> **Objective**: From the listing below, pull out every line where the string "benefits" appears.

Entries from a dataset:
• • • • •

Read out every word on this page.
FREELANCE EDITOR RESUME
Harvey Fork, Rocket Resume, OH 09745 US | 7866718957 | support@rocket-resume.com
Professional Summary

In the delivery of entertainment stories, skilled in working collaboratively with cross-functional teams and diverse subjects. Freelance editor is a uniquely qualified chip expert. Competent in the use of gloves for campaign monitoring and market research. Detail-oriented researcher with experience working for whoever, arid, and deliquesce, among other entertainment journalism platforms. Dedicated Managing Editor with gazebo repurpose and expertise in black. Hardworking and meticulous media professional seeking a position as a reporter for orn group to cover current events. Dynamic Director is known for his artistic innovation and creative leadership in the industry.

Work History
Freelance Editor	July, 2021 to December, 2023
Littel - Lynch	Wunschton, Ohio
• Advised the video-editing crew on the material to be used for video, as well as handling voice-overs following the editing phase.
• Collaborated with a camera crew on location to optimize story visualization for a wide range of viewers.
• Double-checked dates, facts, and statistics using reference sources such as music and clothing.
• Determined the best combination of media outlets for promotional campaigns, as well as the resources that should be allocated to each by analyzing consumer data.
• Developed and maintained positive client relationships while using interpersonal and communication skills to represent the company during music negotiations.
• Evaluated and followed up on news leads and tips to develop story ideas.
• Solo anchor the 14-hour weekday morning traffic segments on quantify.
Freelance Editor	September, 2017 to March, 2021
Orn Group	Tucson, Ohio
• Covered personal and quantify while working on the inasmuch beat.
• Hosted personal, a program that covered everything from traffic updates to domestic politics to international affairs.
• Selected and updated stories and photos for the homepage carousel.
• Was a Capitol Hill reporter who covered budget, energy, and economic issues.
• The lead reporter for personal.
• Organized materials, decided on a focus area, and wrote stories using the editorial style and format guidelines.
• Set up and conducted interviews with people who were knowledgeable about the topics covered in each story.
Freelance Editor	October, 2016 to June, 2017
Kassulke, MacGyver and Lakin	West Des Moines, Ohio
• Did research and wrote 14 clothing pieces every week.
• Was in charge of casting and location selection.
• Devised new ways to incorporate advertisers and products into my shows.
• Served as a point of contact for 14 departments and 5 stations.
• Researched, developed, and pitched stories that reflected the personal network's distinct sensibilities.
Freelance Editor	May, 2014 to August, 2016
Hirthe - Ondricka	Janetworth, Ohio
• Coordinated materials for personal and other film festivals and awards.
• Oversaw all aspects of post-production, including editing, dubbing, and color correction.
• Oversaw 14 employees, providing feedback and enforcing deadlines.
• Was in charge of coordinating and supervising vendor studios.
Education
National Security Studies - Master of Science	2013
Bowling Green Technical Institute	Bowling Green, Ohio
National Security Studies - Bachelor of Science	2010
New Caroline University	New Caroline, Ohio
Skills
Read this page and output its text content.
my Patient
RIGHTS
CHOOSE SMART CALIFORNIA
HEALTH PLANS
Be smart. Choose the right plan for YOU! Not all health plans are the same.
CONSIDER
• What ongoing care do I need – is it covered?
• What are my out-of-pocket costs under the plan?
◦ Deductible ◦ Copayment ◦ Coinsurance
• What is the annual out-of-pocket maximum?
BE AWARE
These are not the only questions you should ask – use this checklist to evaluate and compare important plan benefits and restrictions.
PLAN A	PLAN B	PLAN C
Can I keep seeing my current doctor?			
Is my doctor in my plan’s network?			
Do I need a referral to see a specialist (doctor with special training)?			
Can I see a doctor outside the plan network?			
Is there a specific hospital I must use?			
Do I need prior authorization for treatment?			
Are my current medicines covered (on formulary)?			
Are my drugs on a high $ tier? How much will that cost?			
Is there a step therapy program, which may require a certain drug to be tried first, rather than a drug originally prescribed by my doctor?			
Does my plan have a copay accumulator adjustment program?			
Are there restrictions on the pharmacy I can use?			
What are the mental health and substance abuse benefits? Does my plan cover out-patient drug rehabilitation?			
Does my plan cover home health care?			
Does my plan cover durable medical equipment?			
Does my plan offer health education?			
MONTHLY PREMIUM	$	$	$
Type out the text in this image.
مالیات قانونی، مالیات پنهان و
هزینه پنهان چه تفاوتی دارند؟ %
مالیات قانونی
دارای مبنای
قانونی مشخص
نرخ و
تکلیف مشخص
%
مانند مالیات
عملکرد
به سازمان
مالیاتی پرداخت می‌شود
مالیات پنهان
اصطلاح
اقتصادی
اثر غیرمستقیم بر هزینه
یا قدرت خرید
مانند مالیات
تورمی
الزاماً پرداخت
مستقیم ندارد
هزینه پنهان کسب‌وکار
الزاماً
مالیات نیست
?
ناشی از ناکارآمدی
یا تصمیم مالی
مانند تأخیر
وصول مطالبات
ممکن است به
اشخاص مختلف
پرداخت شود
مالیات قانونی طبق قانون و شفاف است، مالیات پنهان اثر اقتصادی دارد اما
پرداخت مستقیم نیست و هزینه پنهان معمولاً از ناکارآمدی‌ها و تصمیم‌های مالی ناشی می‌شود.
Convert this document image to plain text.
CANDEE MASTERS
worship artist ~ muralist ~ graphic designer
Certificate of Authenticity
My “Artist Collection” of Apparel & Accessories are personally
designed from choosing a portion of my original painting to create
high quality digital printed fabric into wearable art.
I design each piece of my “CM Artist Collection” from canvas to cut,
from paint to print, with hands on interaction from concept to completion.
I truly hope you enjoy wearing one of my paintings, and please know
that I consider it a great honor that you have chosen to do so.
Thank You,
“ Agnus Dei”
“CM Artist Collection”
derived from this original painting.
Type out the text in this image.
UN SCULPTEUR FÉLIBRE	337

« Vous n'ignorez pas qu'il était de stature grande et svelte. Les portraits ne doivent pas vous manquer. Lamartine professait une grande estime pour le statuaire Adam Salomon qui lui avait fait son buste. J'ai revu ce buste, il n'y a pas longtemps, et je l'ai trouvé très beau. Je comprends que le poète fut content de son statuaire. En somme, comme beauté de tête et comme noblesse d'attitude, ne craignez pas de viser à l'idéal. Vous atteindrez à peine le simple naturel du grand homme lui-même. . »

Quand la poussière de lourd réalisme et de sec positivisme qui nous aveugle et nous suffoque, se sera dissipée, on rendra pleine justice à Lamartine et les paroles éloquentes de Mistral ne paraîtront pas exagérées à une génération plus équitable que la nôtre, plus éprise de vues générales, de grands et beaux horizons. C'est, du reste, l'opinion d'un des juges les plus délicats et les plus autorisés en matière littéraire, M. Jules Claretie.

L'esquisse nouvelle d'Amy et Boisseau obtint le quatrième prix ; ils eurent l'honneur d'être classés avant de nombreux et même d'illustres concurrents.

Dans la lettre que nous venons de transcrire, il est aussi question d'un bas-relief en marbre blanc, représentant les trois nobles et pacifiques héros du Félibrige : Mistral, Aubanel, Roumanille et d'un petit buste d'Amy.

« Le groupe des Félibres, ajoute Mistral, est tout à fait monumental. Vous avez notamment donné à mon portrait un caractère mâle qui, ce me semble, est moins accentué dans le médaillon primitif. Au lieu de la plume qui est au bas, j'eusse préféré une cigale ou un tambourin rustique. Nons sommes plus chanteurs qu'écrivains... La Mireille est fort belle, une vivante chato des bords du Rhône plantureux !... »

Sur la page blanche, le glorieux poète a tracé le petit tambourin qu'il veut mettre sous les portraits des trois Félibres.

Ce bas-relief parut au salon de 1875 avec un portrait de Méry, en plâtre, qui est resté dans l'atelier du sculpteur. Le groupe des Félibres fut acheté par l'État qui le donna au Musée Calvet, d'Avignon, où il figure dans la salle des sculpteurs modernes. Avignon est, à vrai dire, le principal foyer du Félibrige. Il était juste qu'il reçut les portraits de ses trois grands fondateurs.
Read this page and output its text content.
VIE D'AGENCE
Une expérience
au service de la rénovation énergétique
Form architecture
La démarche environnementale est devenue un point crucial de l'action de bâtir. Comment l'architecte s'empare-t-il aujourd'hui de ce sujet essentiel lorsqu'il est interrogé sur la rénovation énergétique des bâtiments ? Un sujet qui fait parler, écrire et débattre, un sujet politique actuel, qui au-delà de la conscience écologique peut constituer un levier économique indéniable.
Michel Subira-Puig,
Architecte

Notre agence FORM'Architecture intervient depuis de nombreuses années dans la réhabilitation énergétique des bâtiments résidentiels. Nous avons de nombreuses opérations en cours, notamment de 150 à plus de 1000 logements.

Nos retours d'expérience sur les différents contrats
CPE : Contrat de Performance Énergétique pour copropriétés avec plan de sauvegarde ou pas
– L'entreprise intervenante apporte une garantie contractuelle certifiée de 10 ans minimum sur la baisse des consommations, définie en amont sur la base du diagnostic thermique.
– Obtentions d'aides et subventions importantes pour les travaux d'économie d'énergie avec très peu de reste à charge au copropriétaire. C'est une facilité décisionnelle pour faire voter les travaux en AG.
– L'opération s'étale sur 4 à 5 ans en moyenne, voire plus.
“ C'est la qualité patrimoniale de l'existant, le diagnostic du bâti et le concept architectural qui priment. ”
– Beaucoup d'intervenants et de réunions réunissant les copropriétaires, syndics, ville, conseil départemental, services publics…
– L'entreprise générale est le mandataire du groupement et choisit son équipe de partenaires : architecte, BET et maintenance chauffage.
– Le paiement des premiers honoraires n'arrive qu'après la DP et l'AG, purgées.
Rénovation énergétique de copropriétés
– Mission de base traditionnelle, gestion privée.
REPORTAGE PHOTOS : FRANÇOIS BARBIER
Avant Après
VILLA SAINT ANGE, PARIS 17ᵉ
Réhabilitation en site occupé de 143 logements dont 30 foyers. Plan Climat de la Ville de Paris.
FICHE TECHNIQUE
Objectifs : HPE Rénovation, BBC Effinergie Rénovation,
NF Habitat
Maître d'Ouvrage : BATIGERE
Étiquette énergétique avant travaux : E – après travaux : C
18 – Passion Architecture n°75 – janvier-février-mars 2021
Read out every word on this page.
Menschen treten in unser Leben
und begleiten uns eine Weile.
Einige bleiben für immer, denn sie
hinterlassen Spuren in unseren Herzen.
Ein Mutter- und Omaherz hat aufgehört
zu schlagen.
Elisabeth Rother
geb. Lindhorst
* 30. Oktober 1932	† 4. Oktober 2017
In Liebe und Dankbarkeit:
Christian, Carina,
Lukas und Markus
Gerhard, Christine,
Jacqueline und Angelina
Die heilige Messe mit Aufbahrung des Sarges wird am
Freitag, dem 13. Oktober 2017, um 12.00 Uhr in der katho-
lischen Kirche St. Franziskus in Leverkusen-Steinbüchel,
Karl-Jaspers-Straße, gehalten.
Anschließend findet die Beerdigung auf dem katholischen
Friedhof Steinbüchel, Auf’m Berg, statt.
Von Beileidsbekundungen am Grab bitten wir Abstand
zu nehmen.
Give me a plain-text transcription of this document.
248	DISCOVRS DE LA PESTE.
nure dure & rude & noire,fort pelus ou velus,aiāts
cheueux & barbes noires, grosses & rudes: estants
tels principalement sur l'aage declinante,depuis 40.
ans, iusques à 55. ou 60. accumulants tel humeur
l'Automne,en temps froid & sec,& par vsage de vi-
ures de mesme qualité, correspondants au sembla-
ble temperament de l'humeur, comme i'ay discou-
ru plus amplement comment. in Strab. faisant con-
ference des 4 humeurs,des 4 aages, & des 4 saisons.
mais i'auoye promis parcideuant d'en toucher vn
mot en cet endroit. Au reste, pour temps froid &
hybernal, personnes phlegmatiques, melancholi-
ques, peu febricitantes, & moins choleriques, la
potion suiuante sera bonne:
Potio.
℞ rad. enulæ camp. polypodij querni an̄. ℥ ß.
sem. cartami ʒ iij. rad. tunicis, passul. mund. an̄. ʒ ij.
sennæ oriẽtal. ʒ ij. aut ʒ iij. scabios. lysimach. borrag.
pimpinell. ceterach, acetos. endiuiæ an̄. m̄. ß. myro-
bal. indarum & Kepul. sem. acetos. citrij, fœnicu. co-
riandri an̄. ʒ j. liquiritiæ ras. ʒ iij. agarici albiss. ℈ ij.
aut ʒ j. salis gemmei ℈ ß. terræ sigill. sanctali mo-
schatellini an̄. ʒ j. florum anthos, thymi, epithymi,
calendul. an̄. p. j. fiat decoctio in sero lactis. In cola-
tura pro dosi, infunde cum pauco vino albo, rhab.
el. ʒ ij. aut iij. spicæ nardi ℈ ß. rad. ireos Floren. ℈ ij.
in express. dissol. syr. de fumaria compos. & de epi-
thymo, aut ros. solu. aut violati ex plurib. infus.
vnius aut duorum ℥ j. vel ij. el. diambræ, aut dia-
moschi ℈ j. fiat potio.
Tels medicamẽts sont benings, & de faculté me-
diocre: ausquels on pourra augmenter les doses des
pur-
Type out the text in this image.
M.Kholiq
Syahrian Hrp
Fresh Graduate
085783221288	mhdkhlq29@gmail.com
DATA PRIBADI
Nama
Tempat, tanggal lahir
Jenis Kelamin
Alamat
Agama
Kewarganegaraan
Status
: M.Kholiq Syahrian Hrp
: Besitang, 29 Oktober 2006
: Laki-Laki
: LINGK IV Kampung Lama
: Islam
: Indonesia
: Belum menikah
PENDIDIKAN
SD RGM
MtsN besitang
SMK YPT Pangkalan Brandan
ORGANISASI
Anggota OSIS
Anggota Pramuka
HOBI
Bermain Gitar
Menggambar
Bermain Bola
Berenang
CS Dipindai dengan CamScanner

• • • • •

> **Solved exercise**:
These are not the only questions you should ask – use this checklist to evaluate and compare important plan benefits and restrictions.
What are the mental health and substance abuse benefits? Does my plan cover out-patient drug rehabilitation?			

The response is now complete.